**Given records:**
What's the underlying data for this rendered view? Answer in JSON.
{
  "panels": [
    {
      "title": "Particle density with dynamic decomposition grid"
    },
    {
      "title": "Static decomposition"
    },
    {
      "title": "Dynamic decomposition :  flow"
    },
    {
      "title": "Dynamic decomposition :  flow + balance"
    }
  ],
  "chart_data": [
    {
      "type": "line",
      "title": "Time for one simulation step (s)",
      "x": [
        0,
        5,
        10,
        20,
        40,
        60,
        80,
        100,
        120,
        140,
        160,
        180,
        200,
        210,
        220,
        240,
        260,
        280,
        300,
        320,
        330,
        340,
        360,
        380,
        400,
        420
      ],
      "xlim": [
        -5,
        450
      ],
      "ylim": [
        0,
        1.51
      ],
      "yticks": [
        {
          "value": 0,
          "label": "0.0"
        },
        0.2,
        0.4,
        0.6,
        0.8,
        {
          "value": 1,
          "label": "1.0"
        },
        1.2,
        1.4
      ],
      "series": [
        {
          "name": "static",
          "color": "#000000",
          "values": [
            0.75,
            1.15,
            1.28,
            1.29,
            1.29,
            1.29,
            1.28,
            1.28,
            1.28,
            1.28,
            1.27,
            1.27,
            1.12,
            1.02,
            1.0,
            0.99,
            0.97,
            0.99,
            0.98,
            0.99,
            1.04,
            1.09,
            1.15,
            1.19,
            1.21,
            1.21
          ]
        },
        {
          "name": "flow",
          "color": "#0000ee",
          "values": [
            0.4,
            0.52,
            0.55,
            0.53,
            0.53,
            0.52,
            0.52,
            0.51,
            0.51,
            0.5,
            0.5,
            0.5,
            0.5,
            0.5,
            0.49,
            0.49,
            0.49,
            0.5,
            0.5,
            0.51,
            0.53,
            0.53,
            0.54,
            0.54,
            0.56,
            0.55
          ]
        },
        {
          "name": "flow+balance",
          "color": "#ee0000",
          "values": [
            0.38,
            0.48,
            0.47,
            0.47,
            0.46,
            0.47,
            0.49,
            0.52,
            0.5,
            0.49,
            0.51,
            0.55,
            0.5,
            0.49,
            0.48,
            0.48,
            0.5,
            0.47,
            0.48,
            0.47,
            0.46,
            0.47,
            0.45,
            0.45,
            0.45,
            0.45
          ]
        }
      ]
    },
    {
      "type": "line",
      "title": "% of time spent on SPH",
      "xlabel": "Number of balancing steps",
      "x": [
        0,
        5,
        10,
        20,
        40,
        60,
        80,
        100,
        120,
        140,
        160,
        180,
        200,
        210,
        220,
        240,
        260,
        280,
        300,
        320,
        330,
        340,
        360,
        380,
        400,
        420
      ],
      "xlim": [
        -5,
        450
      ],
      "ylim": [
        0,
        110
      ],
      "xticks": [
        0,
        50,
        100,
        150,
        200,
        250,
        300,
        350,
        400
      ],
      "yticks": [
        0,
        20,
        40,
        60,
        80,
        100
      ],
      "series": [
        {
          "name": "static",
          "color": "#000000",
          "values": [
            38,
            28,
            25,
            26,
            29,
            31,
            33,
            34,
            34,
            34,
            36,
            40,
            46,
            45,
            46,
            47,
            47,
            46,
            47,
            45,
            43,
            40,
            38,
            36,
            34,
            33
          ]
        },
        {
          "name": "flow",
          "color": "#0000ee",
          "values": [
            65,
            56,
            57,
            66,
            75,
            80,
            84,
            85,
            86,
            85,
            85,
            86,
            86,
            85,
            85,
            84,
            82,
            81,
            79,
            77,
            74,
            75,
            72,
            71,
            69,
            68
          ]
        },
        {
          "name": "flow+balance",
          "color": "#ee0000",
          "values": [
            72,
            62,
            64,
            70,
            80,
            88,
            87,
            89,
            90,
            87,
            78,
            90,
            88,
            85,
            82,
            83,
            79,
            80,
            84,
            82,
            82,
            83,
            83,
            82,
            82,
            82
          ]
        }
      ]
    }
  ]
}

**Work required:** Repeat every line of the records above exactly.

**Solution:**
What's the underlying data for this rendered view? Answer in JSON.
{
  "panels": [
    {
      "title": "Particle density with dynamic decomposition grid"
    },
    {
      "title": "Static decomposition"
    },
    {
      "title": "Dynamic decomposition :  flow"
    },
    {
      "title": "Dynamic decomposition :  flow + balance"
    }
  ],
  "chart_data": [
    {
      "type": "line",
      "title": "Time for one simulation step (s)",
      "x": [
        0,
        5,
        10,
        20,
        40,
        60,
        80,
        100,
        120,
        140,
        160,
        180,
        200,
        210,
        220,
        240,
        260,
        280,
        300,
        320,
        330,
        340,
        360,
        380,
        400,
        420
      ],
      "xlim": [
        -5,
        450
      ],
      "ylim": [
        0,
        1.51
      ],
      "yticks": [
        {
          "value": 0,
          "label": "0.0"
        },
        0.2,
        0.4,
        0.6,
        0.8,
        {
          "value": 1,
          "label": "1.0"
        },
        1.2,
        1.4
      ],
      "series": [
        {
          "name": "static",
          "color": "#000000",
          "values": [
            0.75,
            1.15,
            1.28,
            1.29,
            1.29,
            1.29,
            1.28,
            1.28,
            1.28,
            1.28,
            1.27,
            1.27,
            1.12,
            1.02,
            1.0,
            0.99,
            0.97,
            0.99,
            0.98,
            0.99,
            1.04,
            1.09,
            1.15,
            1.19,
            1.21,
            1.21
          ]
        },
        {
          "name": "flow",
          "color": "#0000ee",
          "values": [
            0.4,
            0.52,
            0.55,
            0.53,
            0.53,
            0.52,
            0.52,
            0.51,
            0.51,
            0.5,
            0.5,
            0.5,
            0.5,
            0.5,
            0.49,
            0.49,
            0.49,
            0.5,
            0.5,
            0.51,
            0.53,
            0.53,
            0.54,
            0.54,
            0.56,
            0.55
          ]
        },
        {
          "name": "flow+balance",
          "color": "#ee0000",
          "values": [
            0.38,
            0.48,
            0.47,
            0.47,
            0.46,
            0.47,
            0.49,
            0.52,
            0.5,
            0.49,
            0.51,
            0.55,
            0.5,
            0.49,
            0.48,
            0.48,
            0.5,
            0.47,
            0.48,
            0.47,
            0.46,
            0.47,
            0.45,
            0.45,
            0.45,
            0.45
          ]
        }
      ]
    },
    {
      "type": "line",
      "title": "% of time spent on SPH",
      "xlabel": "Number of balancing steps",
      "x": [
        0,
        5,
        10,
        20,
        40,
        60,
        80,
        100,
        120,
        140,
        160,
        180,
        200,
        210,
        220,
        240,
        260,
        280,
        300,
        320,
        330,
        340,
        360,
        380,
        400,
        420
      ],
      "xlim": [
        -5,
        450
      ],
      "ylim": [
        0,
        110
      ],
      "xticks": [
        0,
        50,
        100,
        150,
        200,
        250,
        300,
        350,
        400
      ],
      "yticks": [
        0,
        20,
        40,
        60,
        80,
        100
      ],
      "series": [
        {
          "name": "static",
          "color": "#000000",
          "values": [
            38,
            28,
            25,
            26,
            29,
            31,
            33,
            34,
            34,
            34,
            36,
            40,
            46,
            45,
            46,
            47,
            47,
            46,
            47,
            45,
            43,
            40,
            38,
            36,
            34,
            33
          ]
        },
        {
          "name": "flow",
          "color": "#0000ee",
          "values": [
            65,
            56,
            57,
            66,
            75,
            80,
            84,
            85,
            86,
            85,
            85,
            86,
            86,
            85,
            85,
            84,
            82,
            81,
            79,
            77,
            74,
            75,
            72,
            71,
            69,
            68
          ]
        },
        {
          "name": "flow+balance",
          "color": "#ee0000",
          "values": [
            72,
            62,
            64,
            70,
            80,
            88,
            87,
            89,
            90,
            87,
            78,
            90,
            88,
            85,
            82,
            83,
            79,
            80,
            84,
            82,
            82,
            83,
            83,
            82,
            82,
            82
          ]
        }
      ]
    }
  ]
}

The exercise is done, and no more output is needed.